+++ Data for this exercise

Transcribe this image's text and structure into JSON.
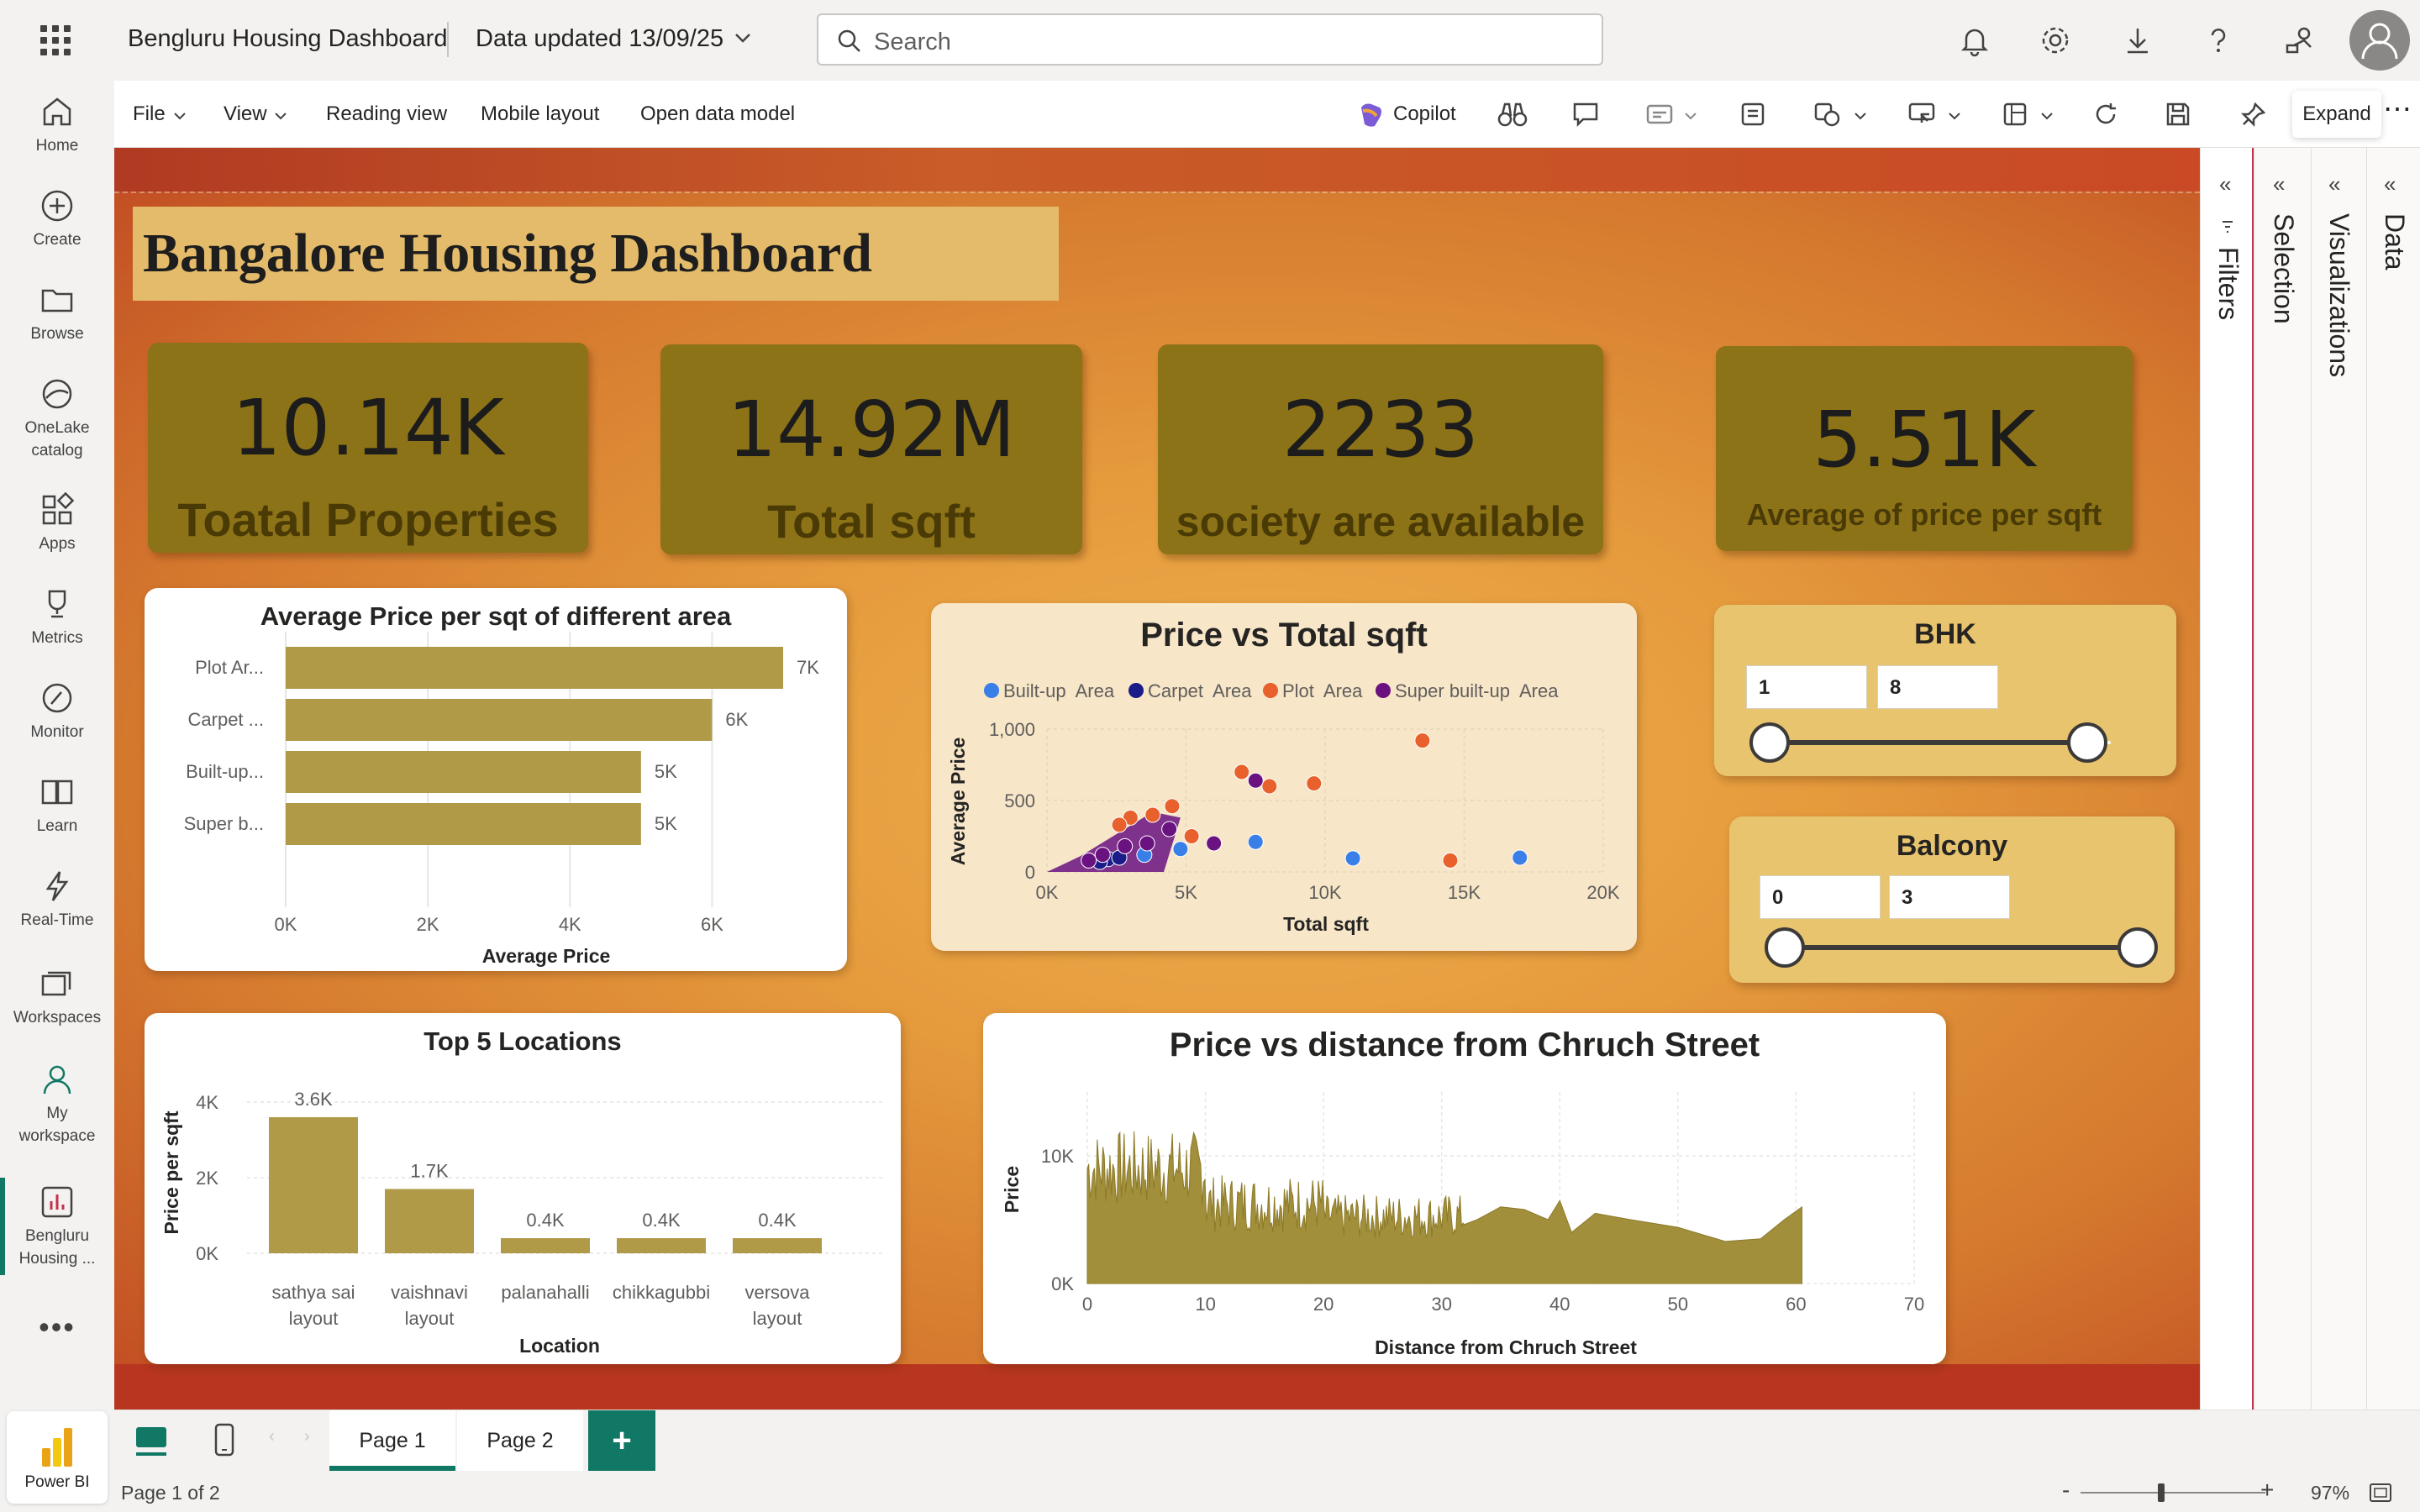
{
  "header": {
    "app_title": "Bengluru Housing Dashboard",
    "updated": "Data updated 13/09/25",
    "search_placeholder": "Search"
  },
  "rail": [
    {
      "label": "Home",
      "icon": "home-icon"
    },
    {
      "label": "Create",
      "icon": "plus-circle-icon"
    },
    {
      "label": "Browse",
      "icon": "folder-icon"
    },
    {
      "label": "OneLake catalog",
      "icon": "onelake-icon"
    },
    {
      "label": "Apps",
      "icon": "apps-icon"
    },
    {
      "label": "Metrics",
      "icon": "trophy-icon"
    },
    {
      "label": "Monitor",
      "icon": "monitor-icon"
    },
    {
      "label": "Learn",
      "icon": "book-icon"
    },
    {
      "label": "Real-Time",
      "icon": "lightning-icon"
    },
    {
      "label": "Workspaces",
      "icon": "workspaces-icon"
    },
    {
      "label": "My workspace",
      "icon": "person-icon"
    },
    {
      "label": "Bengluru Housing ...",
      "icon": "report-icon"
    }
  ],
  "power_bi_label": "Power BI",
  "toolbar": {
    "file": "File",
    "view": "View",
    "reading_view": "Reading view",
    "mobile_layout": "Mobile layout",
    "open_data_model": "Open data model",
    "copilot": "Copilot",
    "tooltip": "Expand"
  },
  "panes": {
    "filters": "Filters",
    "selection": "Selection",
    "visualizations": "Visualizations",
    "data": "Data"
  },
  "dashboard": {
    "title": "Bangalore Housing Dashboard",
    "kpis": [
      {
        "value": "10.14K",
        "label": "Toatal Properties"
      },
      {
        "value": "14.92M",
        "label": "Total sqft"
      },
      {
        "value": "2233",
        "label": "society are available"
      },
      {
        "value": "5.51K",
        "label": "Average of price per sqft"
      }
    ]
  },
  "slicers": {
    "bhk": {
      "title": "BHK",
      "min": "1",
      "max": "8"
    },
    "balcony": {
      "title": "Balcony",
      "min": "0",
      "max": "3"
    }
  },
  "chart_data": [
    {
      "type": "bar",
      "orientation": "horizontal",
      "title": "Average Price per sqt of different area",
      "xlabel": "Average Price",
      "ylabel": "",
      "categories": [
        "Plot Ar...",
        "Carpet ...",
        "Built-up...",
        "Super b..."
      ],
      "values": [
        7000,
        6000,
        5000,
        5000
      ],
      "data_labels": [
        "7K",
        "6K",
        "5K",
        "5K"
      ],
      "xlim": [
        0,
        7000
      ],
      "x_ticks": [
        "0K",
        "2K",
        "4K",
        "6K"
      ],
      "color": "#b09a48",
      "grid": true
    },
    {
      "type": "scatter",
      "title": "Price vs Total sqft",
      "xlabel": "Total sqft",
      "ylabel": "Average Price",
      "legend_position": "top",
      "xlim": [
        0,
        20000
      ],
      "ylim": [
        0,
        1000
      ],
      "x_ticks": [
        "0K",
        "5K",
        "10K",
        "15K",
        "20K"
      ],
      "y_ticks": [
        "0",
        "500",
        "1,000"
      ],
      "series": [
        {
          "name": "Built-up  Area",
          "color": "#3a7ee8",
          "points": [
            [
              7500,
              210
            ],
            [
              11000,
              95
            ],
            [
              17000,
              100
            ],
            [
              4800,
              160
            ],
            [
              3500,
              120
            ]
          ]
        },
        {
          "name": "Carpet  Area",
          "color": "#1b1b8a",
          "points": [
            [
              2200,
              90
            ],
            [
              1900,
              70
            ],
            [
              2600,
              100
            ]
          ]
        },
        {
          "name": "Plot  Area",
          "color": "#e8602c",
          "points": [
            [
              13500,
              920
            ],
            [
              7000,
              700
            ],
            [
              8000,
              600
            ],
            [
              9600,
              620
            ],
            [
              14500,
              80
            ],
            [
              3800,
              400
            ],
            [
              5200,
              250
            ],
            [
              4500,
              460
            ],
            [
              3000,
              380
            ],
            [
              2600,
              330
            ]
          ]
        },
        {
          "name": "Super built-up  Area",
          "color": "#6a1280",
          "points": [
            [
              7500,
              640
            ],
            [
              6000,
              200
            ],
            [
              4400,
              300
            ],
            [
              3600,
              200
            ],
            [
              2800,
              180
            ],
            [
              2000,
              120
            ],
            [
              1500,
              80
            ]
          ]
        }
      ]
    },
    {
      "type": "bar",
      "title": "Top 5 Locations",
      "xlabel": "Location",
      "ylabel": "Price per sqft",
      "categories": [
        "sathya sai layout",
        "vaishnavi layout",
        "palanahalli",
        "chikkagubbi",
        "versova layout"
      ],
      "values": [
        3600,
        1700,
        400,
        400,
        400
      ],
      "data_labels": [
        "3.6K",
        "1.7K",
        "0.4K",
        "0.4K",
        "0.4K"
      ],
      "ylim": [
        0,
        4000
      ],
      "y_ticks": [
        "0K",
        "2K",
        "4K"
      ],
      "color": "#b09a48",
      "grid": true
    },
    {
      "type": "area",
      "title": "Price vs distance from Chruch Street",
      "xlabel": "Distance from Chruch Street",
      "ylabel": "Price",
      "xlim": [
        0,
        70
      ],
      "ylim": [
        0,
        15000
      ],
      "x_ticks": [
        "0",
        "10",
        "20",
        "30",
        "40",
        "50",
        "60",
        "70"
      ],
      "y_ticks": [
        "0K",
        "10K"
      ],
      "color": "#a18f3c",
      "grid": true
    }
  ],
  "pages": {
    "tabs": [
      "Page 1",
      "Page 2"
    ],
    "active": "Page 1",
    "status": "Page 1 of 2",
    "zoom": "97%"
  }
}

++++++

* Goal: Return only those lines of the records that contain the string "Average".

* Solution for this exercise:
        "label": "Average of price per sqft"
      "title": "Average Price per sqt of different area",
      "xlabel": "Average Price",
      "ylabel": "Average Price",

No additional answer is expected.